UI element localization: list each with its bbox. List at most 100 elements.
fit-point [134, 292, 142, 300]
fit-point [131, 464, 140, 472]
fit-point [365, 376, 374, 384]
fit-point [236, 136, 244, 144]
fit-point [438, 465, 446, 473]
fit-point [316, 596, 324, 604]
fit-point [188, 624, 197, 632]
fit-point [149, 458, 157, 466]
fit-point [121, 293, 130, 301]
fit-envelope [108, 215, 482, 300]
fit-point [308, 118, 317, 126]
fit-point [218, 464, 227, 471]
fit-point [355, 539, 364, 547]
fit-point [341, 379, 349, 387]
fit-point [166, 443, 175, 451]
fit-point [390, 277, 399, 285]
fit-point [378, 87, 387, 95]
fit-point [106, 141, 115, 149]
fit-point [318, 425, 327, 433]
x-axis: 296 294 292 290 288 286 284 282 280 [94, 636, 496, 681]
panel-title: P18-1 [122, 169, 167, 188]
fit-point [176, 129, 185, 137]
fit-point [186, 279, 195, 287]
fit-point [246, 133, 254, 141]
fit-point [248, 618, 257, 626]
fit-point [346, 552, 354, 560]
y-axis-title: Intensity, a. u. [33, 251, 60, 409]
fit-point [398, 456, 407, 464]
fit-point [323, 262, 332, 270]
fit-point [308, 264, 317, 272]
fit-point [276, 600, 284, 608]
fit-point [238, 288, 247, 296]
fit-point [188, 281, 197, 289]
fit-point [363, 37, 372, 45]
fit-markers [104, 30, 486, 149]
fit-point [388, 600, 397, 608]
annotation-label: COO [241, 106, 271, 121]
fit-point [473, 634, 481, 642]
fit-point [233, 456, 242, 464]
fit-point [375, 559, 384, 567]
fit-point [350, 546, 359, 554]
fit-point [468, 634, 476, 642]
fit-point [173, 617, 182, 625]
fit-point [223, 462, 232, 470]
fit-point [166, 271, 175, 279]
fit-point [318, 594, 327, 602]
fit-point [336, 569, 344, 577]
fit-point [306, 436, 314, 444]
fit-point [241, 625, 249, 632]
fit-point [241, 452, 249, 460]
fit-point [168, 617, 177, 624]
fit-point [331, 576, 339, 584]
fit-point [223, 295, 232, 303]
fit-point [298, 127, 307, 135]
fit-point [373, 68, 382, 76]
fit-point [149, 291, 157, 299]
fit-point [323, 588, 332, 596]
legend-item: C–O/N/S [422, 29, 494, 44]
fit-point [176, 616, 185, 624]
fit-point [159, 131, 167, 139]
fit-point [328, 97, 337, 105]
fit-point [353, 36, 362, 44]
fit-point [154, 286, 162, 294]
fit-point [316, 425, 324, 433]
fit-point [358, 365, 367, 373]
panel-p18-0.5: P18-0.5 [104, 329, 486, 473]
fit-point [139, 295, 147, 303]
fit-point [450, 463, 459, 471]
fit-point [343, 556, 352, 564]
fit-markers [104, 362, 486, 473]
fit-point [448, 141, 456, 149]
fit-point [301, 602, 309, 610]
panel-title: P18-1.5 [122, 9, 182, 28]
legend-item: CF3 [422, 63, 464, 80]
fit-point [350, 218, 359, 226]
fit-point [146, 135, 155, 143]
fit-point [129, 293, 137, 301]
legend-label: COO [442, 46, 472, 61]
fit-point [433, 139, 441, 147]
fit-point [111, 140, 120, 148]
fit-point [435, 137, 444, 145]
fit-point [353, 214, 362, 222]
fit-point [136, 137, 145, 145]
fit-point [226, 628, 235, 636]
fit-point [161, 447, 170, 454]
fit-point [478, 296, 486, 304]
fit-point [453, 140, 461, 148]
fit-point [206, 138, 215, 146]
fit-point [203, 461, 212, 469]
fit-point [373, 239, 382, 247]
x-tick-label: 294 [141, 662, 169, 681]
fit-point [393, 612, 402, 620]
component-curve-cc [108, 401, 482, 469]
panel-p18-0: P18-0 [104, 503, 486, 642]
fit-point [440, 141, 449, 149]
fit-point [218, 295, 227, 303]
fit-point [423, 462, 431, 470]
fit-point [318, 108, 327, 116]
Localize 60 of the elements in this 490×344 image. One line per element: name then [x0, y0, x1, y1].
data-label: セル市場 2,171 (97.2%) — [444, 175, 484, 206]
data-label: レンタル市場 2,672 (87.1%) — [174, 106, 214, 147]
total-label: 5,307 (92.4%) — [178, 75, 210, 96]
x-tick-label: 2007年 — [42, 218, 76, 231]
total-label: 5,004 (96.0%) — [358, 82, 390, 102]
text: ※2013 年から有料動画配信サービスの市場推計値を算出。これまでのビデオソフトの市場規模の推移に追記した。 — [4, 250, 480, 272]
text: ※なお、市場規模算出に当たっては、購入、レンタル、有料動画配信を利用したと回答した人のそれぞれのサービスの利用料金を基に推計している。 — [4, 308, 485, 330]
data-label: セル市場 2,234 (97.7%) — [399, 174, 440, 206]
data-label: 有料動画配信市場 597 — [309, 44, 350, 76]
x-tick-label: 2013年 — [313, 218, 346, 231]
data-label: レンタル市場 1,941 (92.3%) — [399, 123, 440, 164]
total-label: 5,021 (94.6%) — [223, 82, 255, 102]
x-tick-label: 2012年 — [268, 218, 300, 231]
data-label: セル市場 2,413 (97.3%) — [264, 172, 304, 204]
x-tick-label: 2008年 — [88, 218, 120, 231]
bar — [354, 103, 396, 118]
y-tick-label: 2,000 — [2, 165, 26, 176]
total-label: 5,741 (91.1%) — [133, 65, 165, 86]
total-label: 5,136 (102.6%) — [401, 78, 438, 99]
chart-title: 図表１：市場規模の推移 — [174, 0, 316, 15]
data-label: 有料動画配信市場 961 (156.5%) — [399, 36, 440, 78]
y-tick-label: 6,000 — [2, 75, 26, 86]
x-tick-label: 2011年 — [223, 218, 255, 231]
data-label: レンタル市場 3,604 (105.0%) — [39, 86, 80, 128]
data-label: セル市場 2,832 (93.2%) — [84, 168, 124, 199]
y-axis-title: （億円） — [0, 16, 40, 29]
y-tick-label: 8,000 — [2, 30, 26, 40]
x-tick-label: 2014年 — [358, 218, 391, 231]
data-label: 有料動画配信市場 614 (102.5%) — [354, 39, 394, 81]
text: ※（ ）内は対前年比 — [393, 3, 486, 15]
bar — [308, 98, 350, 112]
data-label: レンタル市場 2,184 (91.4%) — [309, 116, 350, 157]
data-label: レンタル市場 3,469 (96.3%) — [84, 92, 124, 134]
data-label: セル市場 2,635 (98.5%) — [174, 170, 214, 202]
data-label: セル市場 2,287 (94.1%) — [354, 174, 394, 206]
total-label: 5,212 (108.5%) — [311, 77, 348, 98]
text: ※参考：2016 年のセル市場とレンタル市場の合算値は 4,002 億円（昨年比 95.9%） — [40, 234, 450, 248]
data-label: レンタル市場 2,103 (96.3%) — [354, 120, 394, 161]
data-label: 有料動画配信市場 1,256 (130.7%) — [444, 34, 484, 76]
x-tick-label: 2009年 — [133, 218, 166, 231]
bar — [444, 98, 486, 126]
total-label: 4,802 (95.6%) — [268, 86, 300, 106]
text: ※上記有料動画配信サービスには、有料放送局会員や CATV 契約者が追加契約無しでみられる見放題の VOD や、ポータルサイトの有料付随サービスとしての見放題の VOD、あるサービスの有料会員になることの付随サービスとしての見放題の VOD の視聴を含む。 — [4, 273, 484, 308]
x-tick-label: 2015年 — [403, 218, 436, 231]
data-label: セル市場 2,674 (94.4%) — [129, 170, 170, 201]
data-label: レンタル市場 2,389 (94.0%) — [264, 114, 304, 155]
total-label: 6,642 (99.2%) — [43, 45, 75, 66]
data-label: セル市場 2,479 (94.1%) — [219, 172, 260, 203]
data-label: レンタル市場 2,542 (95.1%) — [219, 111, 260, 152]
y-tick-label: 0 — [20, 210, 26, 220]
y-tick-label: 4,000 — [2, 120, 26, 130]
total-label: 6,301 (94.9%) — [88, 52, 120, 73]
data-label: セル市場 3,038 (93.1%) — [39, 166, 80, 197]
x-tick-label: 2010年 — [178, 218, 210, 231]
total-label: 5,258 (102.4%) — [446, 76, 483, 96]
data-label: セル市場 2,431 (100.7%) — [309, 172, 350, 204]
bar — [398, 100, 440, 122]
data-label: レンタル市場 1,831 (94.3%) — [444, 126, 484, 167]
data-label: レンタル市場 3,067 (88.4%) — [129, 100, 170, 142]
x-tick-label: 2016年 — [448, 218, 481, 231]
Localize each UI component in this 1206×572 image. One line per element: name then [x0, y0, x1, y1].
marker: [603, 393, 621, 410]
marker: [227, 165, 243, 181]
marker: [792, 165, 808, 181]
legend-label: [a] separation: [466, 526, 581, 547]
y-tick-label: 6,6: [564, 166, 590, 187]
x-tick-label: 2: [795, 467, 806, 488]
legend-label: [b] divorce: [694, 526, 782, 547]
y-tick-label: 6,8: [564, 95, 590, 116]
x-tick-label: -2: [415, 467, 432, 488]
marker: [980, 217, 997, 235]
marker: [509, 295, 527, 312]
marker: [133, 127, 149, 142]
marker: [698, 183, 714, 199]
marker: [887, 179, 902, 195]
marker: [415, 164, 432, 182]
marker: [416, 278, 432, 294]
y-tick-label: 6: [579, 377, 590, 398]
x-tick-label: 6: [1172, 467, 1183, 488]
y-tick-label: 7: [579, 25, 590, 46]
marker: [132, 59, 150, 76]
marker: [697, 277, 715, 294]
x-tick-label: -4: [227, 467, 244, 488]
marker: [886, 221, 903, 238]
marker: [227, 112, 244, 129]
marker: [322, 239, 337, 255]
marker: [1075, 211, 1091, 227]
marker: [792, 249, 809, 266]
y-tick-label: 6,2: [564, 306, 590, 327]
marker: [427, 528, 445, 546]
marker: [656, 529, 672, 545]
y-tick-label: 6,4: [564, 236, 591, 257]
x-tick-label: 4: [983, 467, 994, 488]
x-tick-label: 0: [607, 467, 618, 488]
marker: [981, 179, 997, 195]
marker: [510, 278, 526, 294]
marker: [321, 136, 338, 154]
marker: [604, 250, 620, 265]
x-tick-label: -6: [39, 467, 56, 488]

::::::::

Update the entries from the first line through the line containing "fit-envelope [108, 215, 482, 300]" by changing every "fit-point" to "data-point". Give back only those lines, with nothing else altered.

#### [THE RESULT]
UI element localization: list each with its bbox. List at most 100 elements.
data-point [134, 292, 142, 300]
data-point [131, 464, 140, 472]
data-point [365, 376, 374, 384]
data-point [236, 136, 244, 144]
data-point [438, 465, 446, 473]
data-point [316, 596, 324, 604]
data-point [188, 624, 197, 632]
data-point [149, 458, 157, 466]
data-point [121, 293, 130, 301]
fit-envelope [108, 215, 482, 300]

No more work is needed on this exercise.